▶ _Work to do_
Your task is to output the data exactly as it stands.
** Start Exercise materials **
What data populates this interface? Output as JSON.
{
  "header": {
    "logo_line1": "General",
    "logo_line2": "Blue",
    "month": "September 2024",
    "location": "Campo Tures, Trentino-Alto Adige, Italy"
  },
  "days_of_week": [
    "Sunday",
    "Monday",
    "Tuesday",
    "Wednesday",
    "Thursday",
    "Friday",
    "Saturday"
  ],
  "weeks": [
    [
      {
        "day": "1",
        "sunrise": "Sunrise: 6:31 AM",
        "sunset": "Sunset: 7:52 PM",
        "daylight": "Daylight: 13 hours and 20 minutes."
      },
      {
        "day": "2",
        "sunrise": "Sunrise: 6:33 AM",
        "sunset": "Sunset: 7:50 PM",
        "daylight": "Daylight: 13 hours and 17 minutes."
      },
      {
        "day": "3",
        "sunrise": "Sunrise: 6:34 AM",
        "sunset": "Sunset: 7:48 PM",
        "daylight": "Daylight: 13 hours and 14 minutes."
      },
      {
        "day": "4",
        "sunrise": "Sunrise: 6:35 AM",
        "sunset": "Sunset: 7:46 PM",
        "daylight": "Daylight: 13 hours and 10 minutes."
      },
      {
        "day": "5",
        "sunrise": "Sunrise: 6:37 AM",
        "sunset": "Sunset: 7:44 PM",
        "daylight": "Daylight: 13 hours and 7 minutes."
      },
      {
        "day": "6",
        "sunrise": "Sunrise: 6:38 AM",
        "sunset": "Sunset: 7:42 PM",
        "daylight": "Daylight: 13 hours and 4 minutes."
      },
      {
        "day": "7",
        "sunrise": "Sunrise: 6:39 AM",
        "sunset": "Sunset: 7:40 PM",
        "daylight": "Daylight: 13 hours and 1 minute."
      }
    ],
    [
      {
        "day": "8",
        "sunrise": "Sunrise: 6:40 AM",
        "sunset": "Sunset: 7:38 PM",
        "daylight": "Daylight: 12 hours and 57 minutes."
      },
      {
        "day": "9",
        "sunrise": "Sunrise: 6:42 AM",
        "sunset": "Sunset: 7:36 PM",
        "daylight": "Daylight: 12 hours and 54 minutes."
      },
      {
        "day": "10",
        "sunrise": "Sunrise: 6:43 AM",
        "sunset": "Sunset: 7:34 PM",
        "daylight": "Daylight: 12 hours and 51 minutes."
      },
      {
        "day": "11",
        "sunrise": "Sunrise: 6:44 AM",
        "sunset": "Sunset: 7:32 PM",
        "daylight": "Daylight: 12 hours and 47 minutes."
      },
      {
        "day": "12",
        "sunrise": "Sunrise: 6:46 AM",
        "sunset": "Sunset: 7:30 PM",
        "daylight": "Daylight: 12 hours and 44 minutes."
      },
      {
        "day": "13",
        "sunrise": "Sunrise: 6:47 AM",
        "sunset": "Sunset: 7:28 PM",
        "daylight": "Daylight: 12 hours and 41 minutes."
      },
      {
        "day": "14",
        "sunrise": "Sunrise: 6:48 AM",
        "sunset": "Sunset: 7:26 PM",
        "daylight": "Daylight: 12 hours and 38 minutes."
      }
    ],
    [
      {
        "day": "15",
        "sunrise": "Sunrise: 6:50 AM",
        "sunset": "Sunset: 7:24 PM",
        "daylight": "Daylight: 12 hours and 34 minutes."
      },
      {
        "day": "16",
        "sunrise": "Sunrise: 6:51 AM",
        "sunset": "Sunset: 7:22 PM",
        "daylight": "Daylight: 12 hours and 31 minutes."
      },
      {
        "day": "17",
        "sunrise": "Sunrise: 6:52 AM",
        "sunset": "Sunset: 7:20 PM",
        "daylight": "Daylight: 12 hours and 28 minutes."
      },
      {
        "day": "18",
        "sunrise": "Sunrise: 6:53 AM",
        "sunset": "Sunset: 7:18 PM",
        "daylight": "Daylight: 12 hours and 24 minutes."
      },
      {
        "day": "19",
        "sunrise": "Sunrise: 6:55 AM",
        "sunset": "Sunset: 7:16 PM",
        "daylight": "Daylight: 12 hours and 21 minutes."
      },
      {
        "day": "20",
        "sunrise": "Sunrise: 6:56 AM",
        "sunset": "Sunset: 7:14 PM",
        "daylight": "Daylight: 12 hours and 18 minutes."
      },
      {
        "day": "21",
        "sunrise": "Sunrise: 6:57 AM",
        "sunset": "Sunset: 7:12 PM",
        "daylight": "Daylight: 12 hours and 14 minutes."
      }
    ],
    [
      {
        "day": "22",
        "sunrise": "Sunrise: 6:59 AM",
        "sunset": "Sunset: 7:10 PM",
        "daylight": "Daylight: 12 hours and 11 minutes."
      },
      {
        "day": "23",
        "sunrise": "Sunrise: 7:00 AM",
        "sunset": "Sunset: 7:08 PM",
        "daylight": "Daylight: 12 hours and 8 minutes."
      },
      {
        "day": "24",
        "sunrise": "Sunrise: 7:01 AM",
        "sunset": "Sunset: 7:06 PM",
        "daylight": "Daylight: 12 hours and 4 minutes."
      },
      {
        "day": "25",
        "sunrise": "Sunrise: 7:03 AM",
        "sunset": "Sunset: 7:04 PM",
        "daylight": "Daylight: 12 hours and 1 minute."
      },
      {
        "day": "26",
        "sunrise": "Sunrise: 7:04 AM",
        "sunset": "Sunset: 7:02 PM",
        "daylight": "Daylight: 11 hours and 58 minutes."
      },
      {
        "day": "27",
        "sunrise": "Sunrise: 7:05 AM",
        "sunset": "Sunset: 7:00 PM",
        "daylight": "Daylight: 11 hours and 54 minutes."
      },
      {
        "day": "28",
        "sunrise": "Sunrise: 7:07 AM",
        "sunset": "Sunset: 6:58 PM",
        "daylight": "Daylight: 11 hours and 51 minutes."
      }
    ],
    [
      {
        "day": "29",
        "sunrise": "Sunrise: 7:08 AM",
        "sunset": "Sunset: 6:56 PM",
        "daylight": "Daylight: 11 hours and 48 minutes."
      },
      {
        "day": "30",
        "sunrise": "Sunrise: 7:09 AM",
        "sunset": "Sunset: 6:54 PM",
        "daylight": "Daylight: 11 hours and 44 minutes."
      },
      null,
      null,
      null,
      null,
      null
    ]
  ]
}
** End Exercise materials **
▶ _Answer for this exercise_
What data populates this interface? Output as JSON.
{
  "header": {
    "logo_line1": "General",
    "logo_line2": "Blue",
    "month": "September 2024",
    "location": "Campo Tures, Trentino-Alto Adige, Italy"
  },
  "days_of_week": [
    "Sunday",
    "Monday",
    "Tuesday",
    "Wednesday",
    "Thursday",
    "Friday",
    "Saturday"
  ],
  "weeks": [
    [
      {
        "day": "1",
        "sunrise": "Sunrise: 6:31 AM",
        "sunset": "Sunset: 7:52 PM",
        "daylight": "Daylight: 13 hours and 20 minutes."
      },
      {
        "day": "2",
        "sunrise": "Sunrise: 6:33 AM",
        "sunset": "Sunset: 7:50 PM",
        "daylight": "Daylight: 13 hours and 17 minutes."
      },
      {
        "day": "3",
        "sunrise": "Sunrise: 6:34 AM",
        "sunset": "Sunset: 7:48 PM",
        "daylight": "Daylight: 13 hours and 14 minutes."
      },
      {
        "day": "4",
        "sunrise": "Sunrise: 6:35 AM",
        "sunset": "Sunset: 7:46 PM",
        "daylight": "Daylight: 13 hours and 10 minutes."
      },
      {
        "day": "5",
        "sunrise": "Sunrise: 6:37 AM",
        "sunset": "Sunset: 7:44 PM",
        "daylight": "Daylight: 13 hours and 7 minutes."
      },
      {
        "day": "6",
        "sunrise": "Sunrise: 6:38 AM",
        "sunset": "Sunset: 7:42 PM",
        "daylight": "Daylight: 13 hours and 4 minutes."
      },
      {
        "day": "7",
        "sunrise": "Sunrise: 6:39 AM",
        "sunset": "Sunset: 7:40 PM",
        "daylight": "Daylight: 13 hours and 1 minute."
      }
    ],
    [
      {
        "day": "8",
        "sunrise": "Sunrise: 6:40 AM",
        "sunset": "Sunset: 7:38 PM",
        "daylight": "Daylight: 12 hours and 57 minutes."
      },
      {
        "day": "9",
        "sunrise": "Sunrise: 6:42 AM",
        "sunset": "Sunset: 7:36 PM",
        "daylight": "Daylight: 12 hours and 54 minutes."
      },
      {
        "day": "10",
        "sunrise": "Sunrise: 6:43 AM",
        "sunset": "Sunset: 7:34 PM",
        "daylight": "Daylight: 12 hours and 51 minutes."
      },
      {
        "day": "11",
        "sunrise": "Sunrise: 6:44 AM",
        "sunset": "Sunset: 7:32 PM",
        "daylight": "Daylight: 12 hours and 47 minutes."
      },
      {
        "day": "12",
        "sunrise": "Sunrise: 6:46 AM",
        "sunset": "Sunset: 7:30 PM",
        "daylight": "Daylight: 12 hours and 44 minutes."
      },
      {
        "day": "13",
        "sunrise": "Sunrise: 6:47 AM",
        "sunset": "Sunset: 7:28 PM",
        "daylight": "Daylight: 12 hours and 41 minutes."
      },
      {
        "day": "14",
        "sunrise": "Sunrise: 6:48 AM",
        "sunset": "Sunset: 7:26 PM",
        "daylight": "Daylight: 12 hours and 38 minutes."
      }
    ],
    [
      {
        "day": "15",
        "sunrise": "Sunrise: 6:50 AM",
        "sunset": "Sunset: 7:24 PM",
        "daylight": "Daylight: 12 hours and 34 minutes."
      },
      {
        "day": "16",
        "sunrise": "Sunrise: 6:51 AM",
        "sunset": "Sunset: 7:22 PM",
        "daylight": "Daylight: 12 hours and 31 minutes."
      },
      {
        "day": "17",
        "sunrise": "Sunrise: 6:52 AM",
        "sunset": "Sunset: 7:20 PM",
        "daylight": "Daylight: 12 hours and 28 minutes."
      },
      {
        "day": "18",
        "sunrise": "Sunrise: 6:53 AM",
        "sunset": "Sunset: 7:18 PM",
        "daylight": "Daylight: 12 hours and 24 minutes."
      },
      {
        "day": "19",
        "sunrise": "Sunrise: 6:55 AM",
        "sunset": "Sunset: 7:16 PM",
        "daylight": "Daylight: 12 hours and 21 minutes."
      },
      {
        "day": "20",
        "sunrise": "Sunrise: 6:56 AM",
        "sunset": "Sunset: 7:14 PM",
        "daylight": "Daylight: 12 hours and 18 minutes."
      },
      {
        "day": "21",
        "sunrise": "Sunrise: 6:57 AM",
        "sunset": "Sunset: 7:12 PM",
        "daylight": "Daylight: 12 hours and 14 minutes."
      }
    ],
    [
      {
        "day": "22",
        "sunrise": "Sunrise: 6:59 AM",
        "sunset": "Sunset: 7:10 PM",
        "daylight": "Daylight: 12 hours and 11 minutes."
      },
      {
        "day": "23",
        "sunrise": "Sunrise: 7:00 AM",
        "sunset": "Sunset: 7:08 PM",
        "daylight": "Daylight: 12 hours and 8 minutes."
      },
      {
        "day": "24",
        "sunrise": "Sunrise: 7:01 AM",
        "sunset": "Sunset: 7:06 PM",
        "daylight": "Daylight: 12 hours and 4 minutes."
      },
      {
        "day": "25",
        "sunrise": "Sunrise: 7:03 AM",
        "sunset": "Sunset: 7:04 PM",
        "daylight": "Daylight: 12 hours and 1 minute."
      },
      {
        "day": "26",
        "sunrise": "Sunrise: 7:04 AM",
        "sunset": "Sunset: 7:02 PM",
        "daylight": "Daylight: 11 hours and 58 minutes."
      },
      {
        "day": "27",
        "sunrise": "Sunrise: 7:05 AM",
        "sunset": "Sunset: 7:00 PM",
        "daylight": "Daylight: 11 hours and 54 minutes."
      },
      {
        "day": "28",
        "sunrise": "Sunrise: 7:07 AM",
        "sunset": "Sunset: 6:58 PM",
        "daylight": "Daylight: 11 hours and 51 minutes."
      }
    ],
    [
      {
        "day": "29",
        "sunrise": "Sunrise: 7:08 AM",
        "sunset": "Sunset: 6:56 PM",
        "daylight": "Daylight: 11 hours and 48 minutes."
      },
      {
        "day": "30",
        "sunrise": "Sunrise: 7:09 AM",
        "sunset": "Sunset: 6:54 PM",
        "daylight": "Daylight: 11 hours and 44 minutes."
      },
      null,
      null,
      null,
      null,
      null
    ]
  ]
}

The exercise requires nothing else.